### Given exercise
From the entries below, copy every line holding the word "than".

### Recorded information
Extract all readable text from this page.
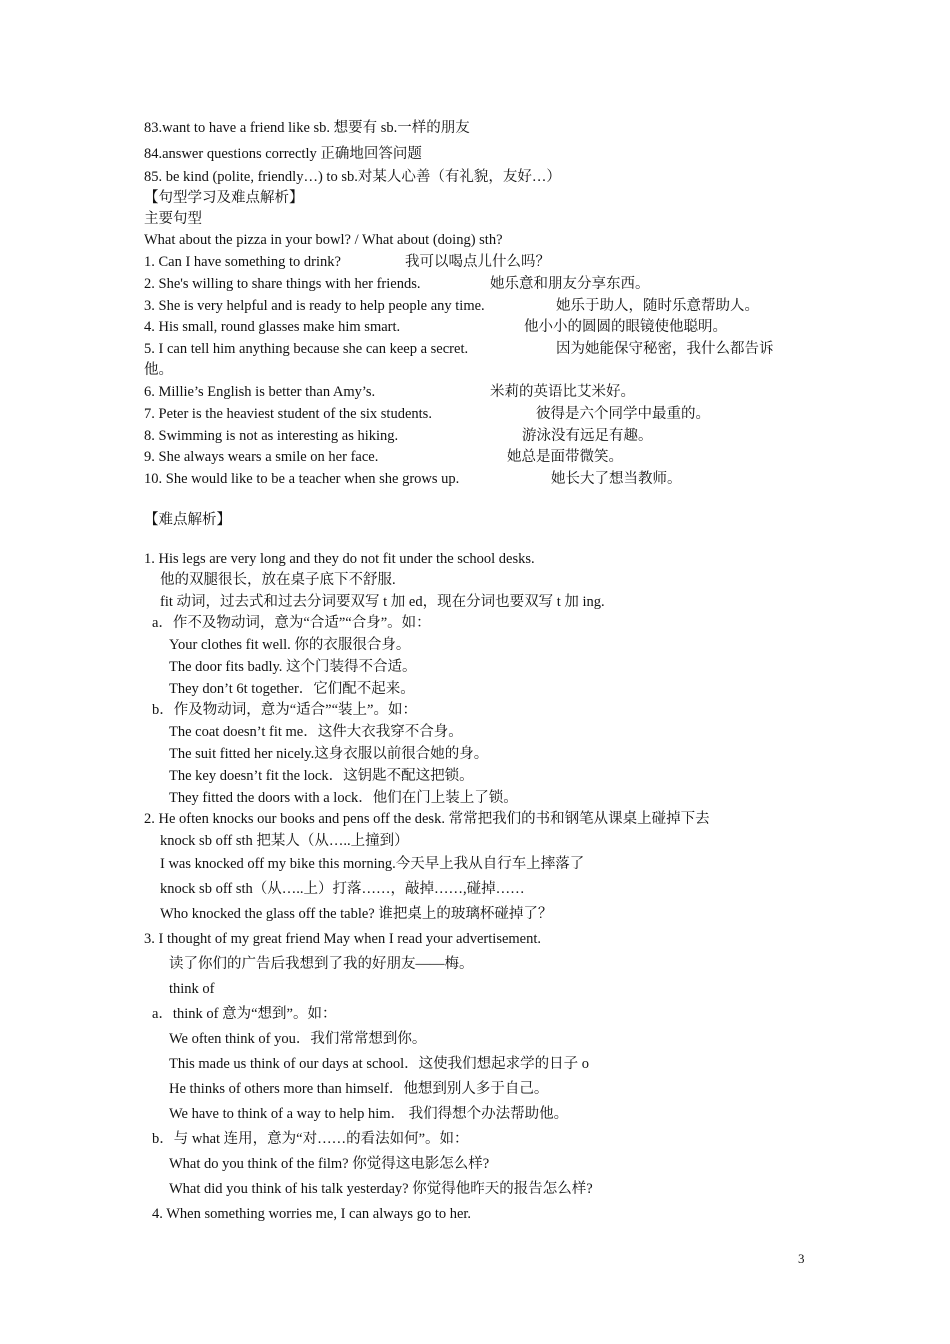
83.want to have a friend like sb. 想要有 sb.一样的朋友
84.answer questions correctly 正确地回答问题
85. be kind (polite, friendly…) to sb.对某人心善（有礼貌，友好…）
【句型学习及难点解析】
主要句型
What about the pizza in your bowl? / What about (doing) sth?
1. Can I have something to drink?	我可以喝点儿什么吗？
2. She's willing to share things with her friends.	她乐意和朋友分享东西。
3. She is very helpful and is ready to help people any time.	她乐于助人，随时乐意帮助人。
4. His small, round glasses make him smart.	他小小的圆圆的眼镜使他聪明。
5. I can tell him anything because she can keep a secret.	因为她能保守秘密，我什么都告诉
他。
6. Millie’s English is better than Amy’s.	米莉的英语比艾米好。
7. Peter is the heaviest student of the six students.	彼得是六个同学中最重的。
8. Swimming is not as interesting as hiking.	游泳没有远足有趣。
9. She always wears a smile on her face.	她总是面带微笑。
10. She would like to be a teacher when she grows up.	她长大了想当教师。
【难点解析】
1. His legs are very long and they do not fit under the school desks.
他的双腿很长，放在桌子底下不舒服.
fit 动词，过去式和过去分词要双写 t 加 ed，现在分词也要双写 t 加 ing.
a．作不及物动词，意为“合适”“合身”。如：
Your clothes fit well. 你的衣服很合身。
The door fits badly. 这个门装得不合适。
They don’t 6t together．它们配不起来。
b．作及物动词，意为“适合”“装上”。如：
The coat doesn’t fit me．这件大衣我穿不合身。
The suit fitted her nicely.这身衣服以前很合她的身。
The key doesn’t fit the lock．这钥匙不配这把锁。
They fitted the doors with a lock．他们在门上装上了锁。
2. He often knocks our books and pens off the desk. 常常把我们的书和钢笔从课桌上碰掉下去
knock sb off sth 把某人（从…..上撞到）
I was knocked off my bike this morning.今天早上我从自行车上摔落了
knock sb off sth（从…..上）打落……，敲掉……,碰掉……
Who knocked the glass off the table? 谁把桌上的玻璃杯碰掉了？
3. I thought of my great friend May when I read your advertisement.
读了你们的广告后我想到了我的好朋友——梅。
think of
a．think of 意为“想到”。如：
We often think of you．我们常常想到你。
This made us think of our days at school．这使我们想起求学的日子 o
He thinks of others more than himself．他想到别人多于自己。
We have to think of a way to help him． 我们得想个办法帮助他。
b．与 what 连用，意为“对……的看法如何”。如：
What do you think of the film? 你觉得这电影怎么样?
What did you think of his talk yesterday? 你觉得他昨天的报告怎么样?
4. When something worries me, I can always go to her.
3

### Exercise response
6. Millie’s English is better than Amy’s.	米莉的英语比艾米好。
He thinks of others more than himself．他想到别人多于自己。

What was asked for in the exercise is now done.